▸ Given problem
Your task is to copy every line of this material exactly.

____________

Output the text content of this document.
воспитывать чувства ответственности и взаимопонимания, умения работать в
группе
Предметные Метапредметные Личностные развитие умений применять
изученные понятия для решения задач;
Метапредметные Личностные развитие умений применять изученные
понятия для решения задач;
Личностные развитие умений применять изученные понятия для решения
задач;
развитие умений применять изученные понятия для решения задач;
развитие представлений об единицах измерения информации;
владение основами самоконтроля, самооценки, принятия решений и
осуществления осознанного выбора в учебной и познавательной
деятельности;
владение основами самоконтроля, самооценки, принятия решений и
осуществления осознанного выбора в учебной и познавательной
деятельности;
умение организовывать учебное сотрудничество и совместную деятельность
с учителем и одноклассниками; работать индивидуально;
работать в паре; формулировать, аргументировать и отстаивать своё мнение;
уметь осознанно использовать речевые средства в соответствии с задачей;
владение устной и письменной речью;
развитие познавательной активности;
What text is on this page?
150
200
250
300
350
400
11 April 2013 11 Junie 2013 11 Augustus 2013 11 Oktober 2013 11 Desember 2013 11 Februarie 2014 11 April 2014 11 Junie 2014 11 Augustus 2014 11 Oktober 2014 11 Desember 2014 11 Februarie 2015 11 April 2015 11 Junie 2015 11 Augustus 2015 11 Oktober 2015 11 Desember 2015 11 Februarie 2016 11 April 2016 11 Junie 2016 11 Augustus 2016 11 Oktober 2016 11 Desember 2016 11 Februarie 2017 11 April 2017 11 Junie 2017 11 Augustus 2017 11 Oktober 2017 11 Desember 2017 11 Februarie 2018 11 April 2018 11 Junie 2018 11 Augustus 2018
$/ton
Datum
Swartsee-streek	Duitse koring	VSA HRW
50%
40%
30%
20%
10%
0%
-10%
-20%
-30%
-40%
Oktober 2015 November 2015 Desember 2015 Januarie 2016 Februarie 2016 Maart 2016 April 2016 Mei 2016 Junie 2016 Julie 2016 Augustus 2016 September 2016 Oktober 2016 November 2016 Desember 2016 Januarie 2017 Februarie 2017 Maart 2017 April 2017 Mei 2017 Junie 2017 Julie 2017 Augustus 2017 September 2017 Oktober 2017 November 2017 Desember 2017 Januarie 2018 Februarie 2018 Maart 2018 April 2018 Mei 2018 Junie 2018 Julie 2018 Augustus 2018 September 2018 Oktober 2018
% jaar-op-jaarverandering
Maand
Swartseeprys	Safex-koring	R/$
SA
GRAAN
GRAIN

____________

▸ Solution for this problem
Output the text content of this document.
воспитывать чувства ответственности и взаимопонимания, умения работать в
группе
Предметные Метапредметные Личностные развитие умений применять
изученные понятия для решения задач;
Метапредметные Личностные развитие умений применять изученные
понятия для решения задач;
Личностные развитие умений применять изученные понятия для решения
задач;
развитие умений применять изученные понятия для решения задач;
развитие представлений об единицах измерения информации;
владение основами самоконтроля, самооценки, принятия решений и
осуществления осознанного выбора в учебной и познавательной
деятельности;
владение основами самоконтроля, самооценки, принятия решений и
осуществления осознанного выбора в учебной и познавательной
деятельности;
умение организовывать учебное сотрудничество и совместную деятельность
с учителем и одноклассниками; работать индивидуально;
работать в паре; формулировать, аргументировать и отстаивать своё мнение;
уметь осознанно использовать речевые средства в соответствии с задачей;
владение устной и письменной речью;
развитие познавательной активности;
What text is on this page?
150
200
250
300
350
400
11 April 2013 11 Junie 2013 11 Augustus 2013 11 Oktober 2013 11 Desember 2013 11 Februarie 2014 11 April 2014 11 Junie 2014 11 Augustus 2014 11 Oktober 2014 11 Desember 2014 11 Februarie 2015 11 April 2015 11 Junie 2015 11 Augustus 2015 11 Oktober 2015 11 Desember 2015 11 Februarie 2016 11 April 2016 11 Junie 2016 11 Augustus 2016 11 Oktober 2016 11 Desember 2016 11 Februarie 2017 11 April 2017 11 Junie 2017 11 Augustus 2017 11 Oktober 2017 11 Desember 2017 11 Februarie 2018 11 April 2018 11 Junie 2018 11 Augustus 2018
$/ton
Datum
Swartsee-streek	Duitse koring	VSA HRW
50%
40%
30%
20%
10%
0%
-10%
-20%
-30%
-40%
Oktober 2015 November 2015 Desember 2015 Januarie 2016 Februarie 2016 Maart 2016 April 2016 Mei 2016 Junie 2016 Julie 2016 Augustus 2016 September 2016 Oktober 2016 November 2016 Desember 2016 Januarie 2017 Februarie 2017 Maart 2017 April 2017 Mei 2017 Junie 2017 Julie 2017 Augustus 2017 September 2017 Oktober 2017 November 2017 Desember 2017 Januarie 2018 Februarie 2018 Maart 2018 April 2018 Mei 2018 Junie 2018 Julie 2018 Augustus 2018 September 2018 Oktober 2018
% jaar-op-jaarverandering
Maand
Swartseeprys	Safex-koring	R/$
SA
GRAAN
GRAIN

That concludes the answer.